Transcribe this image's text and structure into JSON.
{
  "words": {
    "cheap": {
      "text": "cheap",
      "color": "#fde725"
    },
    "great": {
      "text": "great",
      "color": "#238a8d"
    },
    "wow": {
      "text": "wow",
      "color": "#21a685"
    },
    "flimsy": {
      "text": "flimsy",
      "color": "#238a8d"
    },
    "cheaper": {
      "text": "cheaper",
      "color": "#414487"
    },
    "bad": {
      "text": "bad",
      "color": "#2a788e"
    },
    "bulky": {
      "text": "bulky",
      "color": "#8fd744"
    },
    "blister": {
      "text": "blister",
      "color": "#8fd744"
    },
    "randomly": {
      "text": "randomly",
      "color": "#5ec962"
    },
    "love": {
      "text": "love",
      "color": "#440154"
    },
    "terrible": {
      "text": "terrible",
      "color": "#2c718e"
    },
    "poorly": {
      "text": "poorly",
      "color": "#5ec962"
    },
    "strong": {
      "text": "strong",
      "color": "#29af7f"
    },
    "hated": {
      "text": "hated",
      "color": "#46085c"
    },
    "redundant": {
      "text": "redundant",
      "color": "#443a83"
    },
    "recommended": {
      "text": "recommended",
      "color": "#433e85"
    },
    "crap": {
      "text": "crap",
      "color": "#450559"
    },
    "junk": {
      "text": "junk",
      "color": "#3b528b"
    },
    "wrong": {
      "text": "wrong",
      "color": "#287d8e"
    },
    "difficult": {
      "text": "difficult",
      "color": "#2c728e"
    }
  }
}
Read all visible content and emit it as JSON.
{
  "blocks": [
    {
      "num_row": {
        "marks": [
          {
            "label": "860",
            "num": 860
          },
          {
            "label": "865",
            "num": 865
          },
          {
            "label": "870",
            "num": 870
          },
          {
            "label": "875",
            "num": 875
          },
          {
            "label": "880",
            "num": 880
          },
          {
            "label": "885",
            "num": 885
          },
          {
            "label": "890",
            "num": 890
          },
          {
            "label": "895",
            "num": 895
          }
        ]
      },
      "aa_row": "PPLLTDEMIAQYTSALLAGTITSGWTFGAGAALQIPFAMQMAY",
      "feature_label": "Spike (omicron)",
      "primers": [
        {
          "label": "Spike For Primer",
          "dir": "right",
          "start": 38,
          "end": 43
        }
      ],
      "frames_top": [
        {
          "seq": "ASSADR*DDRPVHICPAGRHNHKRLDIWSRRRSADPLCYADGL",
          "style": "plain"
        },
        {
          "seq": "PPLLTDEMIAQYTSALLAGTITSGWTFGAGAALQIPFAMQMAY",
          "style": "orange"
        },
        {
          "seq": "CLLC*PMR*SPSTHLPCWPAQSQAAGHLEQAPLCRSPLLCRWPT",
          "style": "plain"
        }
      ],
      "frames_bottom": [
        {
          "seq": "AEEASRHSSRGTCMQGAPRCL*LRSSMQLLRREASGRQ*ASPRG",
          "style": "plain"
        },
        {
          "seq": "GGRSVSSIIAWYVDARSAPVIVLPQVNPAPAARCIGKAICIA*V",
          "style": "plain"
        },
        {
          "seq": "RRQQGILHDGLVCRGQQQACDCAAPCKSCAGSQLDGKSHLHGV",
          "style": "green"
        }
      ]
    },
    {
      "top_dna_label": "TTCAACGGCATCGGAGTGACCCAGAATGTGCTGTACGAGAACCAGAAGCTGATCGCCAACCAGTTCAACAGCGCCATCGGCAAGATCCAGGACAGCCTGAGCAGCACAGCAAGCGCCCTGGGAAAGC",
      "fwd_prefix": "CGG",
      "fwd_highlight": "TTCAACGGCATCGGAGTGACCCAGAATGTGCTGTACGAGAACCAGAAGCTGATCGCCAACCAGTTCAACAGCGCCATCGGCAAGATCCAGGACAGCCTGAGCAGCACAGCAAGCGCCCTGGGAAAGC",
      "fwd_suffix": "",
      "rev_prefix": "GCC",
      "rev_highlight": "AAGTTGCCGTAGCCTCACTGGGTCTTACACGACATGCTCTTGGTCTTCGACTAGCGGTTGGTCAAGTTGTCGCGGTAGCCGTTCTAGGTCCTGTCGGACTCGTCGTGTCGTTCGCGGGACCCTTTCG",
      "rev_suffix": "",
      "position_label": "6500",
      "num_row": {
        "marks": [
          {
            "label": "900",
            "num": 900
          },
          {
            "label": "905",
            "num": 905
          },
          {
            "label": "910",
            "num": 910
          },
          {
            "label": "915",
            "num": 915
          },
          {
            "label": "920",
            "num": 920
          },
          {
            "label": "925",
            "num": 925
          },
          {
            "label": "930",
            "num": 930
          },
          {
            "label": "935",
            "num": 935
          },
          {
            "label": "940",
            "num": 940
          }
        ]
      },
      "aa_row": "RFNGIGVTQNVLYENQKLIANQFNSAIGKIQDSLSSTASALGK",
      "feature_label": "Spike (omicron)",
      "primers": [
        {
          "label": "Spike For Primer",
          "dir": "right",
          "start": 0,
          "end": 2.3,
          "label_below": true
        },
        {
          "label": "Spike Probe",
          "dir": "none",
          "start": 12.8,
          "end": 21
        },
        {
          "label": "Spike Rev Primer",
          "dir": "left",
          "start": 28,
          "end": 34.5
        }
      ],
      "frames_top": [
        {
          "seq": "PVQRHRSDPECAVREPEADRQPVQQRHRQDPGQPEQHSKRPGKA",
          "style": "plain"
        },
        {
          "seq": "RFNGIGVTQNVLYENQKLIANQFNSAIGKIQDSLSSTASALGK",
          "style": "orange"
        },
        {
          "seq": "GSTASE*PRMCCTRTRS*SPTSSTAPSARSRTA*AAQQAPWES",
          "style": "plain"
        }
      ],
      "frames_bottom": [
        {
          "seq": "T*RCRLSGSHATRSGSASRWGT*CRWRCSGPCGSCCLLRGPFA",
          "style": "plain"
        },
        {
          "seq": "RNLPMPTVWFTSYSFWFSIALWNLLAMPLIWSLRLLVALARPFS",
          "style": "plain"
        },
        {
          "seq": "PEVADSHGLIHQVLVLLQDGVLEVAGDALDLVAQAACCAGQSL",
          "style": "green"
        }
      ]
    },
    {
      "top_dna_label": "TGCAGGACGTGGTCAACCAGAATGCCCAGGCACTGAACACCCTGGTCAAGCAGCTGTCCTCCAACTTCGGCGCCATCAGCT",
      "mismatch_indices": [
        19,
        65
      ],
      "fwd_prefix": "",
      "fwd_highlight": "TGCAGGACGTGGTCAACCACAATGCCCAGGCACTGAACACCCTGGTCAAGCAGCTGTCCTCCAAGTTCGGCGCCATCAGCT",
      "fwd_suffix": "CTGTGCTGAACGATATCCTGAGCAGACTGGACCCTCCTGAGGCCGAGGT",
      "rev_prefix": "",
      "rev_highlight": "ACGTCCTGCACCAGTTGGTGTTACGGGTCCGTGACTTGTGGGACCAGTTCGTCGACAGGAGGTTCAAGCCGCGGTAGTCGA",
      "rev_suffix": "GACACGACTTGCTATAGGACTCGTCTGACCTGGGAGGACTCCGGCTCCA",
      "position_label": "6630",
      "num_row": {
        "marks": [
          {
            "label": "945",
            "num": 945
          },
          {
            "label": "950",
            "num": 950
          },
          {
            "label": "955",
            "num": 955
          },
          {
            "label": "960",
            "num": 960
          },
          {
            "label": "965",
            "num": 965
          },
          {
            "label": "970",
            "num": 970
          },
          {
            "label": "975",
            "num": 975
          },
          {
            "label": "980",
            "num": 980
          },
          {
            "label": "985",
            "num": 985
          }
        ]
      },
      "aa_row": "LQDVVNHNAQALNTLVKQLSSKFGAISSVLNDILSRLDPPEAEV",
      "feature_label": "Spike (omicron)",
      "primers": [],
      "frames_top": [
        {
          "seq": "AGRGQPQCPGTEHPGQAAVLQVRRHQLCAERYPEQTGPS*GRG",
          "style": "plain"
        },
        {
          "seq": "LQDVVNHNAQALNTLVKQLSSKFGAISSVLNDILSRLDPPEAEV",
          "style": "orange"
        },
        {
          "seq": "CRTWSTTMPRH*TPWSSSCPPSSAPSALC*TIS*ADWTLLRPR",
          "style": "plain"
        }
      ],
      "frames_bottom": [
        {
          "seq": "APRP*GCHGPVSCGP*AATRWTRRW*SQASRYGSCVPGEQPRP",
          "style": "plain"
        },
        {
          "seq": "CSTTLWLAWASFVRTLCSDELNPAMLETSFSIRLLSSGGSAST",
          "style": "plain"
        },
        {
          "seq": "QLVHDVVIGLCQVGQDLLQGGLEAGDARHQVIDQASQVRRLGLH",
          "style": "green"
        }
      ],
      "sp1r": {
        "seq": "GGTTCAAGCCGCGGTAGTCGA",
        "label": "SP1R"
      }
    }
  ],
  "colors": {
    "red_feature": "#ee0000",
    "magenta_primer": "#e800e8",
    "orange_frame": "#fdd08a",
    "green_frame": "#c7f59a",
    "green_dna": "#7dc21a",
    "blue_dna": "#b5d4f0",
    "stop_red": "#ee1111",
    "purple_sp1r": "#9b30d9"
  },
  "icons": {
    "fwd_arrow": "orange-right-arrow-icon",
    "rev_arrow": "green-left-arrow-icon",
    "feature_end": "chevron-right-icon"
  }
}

#####

Written problem =>
Point out every line holding the string "right" and copy it.

Response to this exercise =>
          "dir": "right",
          "dir": "right",
    "fwd_arrow": "orange-right-arrow-icon",
    "feature_end": "chevron-right-icon"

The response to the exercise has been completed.